— start —
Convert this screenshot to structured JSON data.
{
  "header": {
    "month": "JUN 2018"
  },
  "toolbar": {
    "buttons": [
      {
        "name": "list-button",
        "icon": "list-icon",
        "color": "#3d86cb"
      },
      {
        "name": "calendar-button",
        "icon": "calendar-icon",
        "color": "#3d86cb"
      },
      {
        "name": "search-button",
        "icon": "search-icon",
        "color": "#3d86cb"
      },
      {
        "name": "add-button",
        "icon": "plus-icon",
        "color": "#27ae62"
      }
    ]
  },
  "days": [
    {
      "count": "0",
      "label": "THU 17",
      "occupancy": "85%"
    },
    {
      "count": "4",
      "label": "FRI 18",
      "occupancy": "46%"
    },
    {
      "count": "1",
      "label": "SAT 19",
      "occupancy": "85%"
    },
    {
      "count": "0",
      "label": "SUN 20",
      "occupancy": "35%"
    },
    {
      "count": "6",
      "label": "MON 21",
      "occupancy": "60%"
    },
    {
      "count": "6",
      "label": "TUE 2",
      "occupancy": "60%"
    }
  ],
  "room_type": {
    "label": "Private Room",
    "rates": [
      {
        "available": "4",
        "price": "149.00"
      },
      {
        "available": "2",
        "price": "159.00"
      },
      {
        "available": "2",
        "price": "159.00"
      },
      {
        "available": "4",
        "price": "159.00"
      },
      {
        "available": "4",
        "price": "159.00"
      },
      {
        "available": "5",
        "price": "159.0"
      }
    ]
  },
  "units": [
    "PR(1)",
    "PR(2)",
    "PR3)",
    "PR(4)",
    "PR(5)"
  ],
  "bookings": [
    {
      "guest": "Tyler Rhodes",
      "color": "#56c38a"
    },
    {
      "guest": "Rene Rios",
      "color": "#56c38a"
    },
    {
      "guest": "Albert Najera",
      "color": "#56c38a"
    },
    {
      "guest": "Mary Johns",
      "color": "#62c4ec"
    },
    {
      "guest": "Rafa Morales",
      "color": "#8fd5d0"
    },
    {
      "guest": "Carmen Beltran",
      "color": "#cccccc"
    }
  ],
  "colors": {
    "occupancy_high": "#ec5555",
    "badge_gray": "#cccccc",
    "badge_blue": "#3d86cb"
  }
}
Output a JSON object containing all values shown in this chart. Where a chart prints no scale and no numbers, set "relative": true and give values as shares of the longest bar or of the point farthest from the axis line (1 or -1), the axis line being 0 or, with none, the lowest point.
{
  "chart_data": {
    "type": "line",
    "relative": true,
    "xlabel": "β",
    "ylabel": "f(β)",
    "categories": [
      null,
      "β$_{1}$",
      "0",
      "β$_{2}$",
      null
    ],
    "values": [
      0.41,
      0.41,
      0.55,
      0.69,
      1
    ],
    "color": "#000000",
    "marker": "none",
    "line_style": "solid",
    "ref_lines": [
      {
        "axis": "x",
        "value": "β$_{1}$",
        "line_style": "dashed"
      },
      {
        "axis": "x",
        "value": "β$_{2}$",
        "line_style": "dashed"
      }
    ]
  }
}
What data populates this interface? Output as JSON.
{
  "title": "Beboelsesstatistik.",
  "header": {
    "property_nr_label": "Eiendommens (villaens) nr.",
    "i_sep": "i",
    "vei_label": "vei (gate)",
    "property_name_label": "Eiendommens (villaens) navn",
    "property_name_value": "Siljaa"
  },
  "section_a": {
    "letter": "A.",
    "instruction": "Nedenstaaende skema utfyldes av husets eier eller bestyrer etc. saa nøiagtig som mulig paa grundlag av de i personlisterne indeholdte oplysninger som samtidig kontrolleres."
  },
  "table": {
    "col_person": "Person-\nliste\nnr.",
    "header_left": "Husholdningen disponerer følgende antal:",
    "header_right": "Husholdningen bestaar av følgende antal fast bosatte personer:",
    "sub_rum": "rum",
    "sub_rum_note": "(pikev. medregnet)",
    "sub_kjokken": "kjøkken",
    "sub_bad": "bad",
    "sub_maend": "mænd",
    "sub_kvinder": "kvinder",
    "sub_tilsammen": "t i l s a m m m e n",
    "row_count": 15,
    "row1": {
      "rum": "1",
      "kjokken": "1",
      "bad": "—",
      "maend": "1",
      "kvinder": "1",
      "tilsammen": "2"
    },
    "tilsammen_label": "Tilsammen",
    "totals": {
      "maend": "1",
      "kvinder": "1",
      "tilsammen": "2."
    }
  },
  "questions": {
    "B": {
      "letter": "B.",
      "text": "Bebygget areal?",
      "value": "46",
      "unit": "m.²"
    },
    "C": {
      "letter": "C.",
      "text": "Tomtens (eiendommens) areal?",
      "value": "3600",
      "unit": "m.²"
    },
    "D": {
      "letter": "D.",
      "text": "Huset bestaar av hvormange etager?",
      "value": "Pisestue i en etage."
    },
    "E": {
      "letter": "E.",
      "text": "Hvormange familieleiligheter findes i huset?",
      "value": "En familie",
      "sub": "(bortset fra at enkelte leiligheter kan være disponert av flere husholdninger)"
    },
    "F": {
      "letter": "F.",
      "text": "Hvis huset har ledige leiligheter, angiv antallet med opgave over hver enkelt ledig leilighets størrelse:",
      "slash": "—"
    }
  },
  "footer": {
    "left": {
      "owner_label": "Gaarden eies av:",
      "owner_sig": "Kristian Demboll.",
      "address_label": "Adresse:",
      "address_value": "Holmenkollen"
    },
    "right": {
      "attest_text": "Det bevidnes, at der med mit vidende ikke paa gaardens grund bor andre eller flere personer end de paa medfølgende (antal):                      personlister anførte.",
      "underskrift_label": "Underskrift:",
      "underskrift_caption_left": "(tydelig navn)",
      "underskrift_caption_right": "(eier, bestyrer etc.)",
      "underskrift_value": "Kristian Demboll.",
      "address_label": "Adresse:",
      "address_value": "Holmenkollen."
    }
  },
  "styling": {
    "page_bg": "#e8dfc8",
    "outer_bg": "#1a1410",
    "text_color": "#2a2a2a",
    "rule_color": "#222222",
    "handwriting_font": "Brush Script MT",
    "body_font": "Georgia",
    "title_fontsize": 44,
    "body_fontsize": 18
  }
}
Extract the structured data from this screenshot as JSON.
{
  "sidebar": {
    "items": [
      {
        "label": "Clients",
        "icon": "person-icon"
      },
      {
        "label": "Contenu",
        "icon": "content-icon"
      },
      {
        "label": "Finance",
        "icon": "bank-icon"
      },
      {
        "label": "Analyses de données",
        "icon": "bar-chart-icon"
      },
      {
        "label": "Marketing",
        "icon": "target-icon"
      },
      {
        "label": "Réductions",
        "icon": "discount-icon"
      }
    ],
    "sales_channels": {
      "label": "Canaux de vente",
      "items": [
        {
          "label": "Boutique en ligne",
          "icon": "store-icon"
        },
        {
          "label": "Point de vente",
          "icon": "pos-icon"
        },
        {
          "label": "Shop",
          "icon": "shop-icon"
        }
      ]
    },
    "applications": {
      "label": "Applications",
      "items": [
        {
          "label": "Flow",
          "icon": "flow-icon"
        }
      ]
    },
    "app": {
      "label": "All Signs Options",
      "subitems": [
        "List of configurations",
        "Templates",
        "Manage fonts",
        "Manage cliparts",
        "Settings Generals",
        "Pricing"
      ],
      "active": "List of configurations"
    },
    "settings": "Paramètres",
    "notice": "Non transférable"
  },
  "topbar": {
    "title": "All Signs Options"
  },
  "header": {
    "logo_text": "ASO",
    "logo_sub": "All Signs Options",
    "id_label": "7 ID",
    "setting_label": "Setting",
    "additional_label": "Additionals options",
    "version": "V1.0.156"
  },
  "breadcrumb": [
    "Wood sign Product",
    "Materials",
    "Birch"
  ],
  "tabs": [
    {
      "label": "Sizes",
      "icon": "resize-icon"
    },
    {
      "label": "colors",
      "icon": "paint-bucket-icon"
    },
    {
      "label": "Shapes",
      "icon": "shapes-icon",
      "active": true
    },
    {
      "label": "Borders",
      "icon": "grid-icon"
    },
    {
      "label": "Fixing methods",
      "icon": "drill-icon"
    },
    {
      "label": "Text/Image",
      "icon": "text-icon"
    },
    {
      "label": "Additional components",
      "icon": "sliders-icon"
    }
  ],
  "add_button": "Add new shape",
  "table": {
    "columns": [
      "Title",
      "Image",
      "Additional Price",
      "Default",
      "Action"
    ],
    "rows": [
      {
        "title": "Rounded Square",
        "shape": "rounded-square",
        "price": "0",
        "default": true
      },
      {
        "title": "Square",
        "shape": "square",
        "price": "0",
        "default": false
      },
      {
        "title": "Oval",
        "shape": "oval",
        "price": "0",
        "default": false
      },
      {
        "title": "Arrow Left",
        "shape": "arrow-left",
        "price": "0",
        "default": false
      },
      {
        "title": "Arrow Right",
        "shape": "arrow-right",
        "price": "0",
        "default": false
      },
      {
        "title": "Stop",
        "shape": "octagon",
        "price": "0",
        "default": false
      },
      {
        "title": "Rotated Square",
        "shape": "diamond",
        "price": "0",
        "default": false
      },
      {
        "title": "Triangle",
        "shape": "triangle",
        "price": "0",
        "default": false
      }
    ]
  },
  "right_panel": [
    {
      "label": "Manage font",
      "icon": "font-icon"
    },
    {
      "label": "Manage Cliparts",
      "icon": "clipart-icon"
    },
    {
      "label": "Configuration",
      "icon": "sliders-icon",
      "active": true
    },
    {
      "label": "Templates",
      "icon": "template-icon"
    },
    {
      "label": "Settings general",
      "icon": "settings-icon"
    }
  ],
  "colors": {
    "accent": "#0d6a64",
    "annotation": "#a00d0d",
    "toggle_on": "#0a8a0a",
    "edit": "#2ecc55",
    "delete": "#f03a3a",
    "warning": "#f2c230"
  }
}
— end —
*Exercise goal:* Return each line that includes "Manage".

*Complete answer:*
        "Manage fonts",
        "Manage cliparts",
      "label": "Manage font",
      "label": "Manage Cliparts",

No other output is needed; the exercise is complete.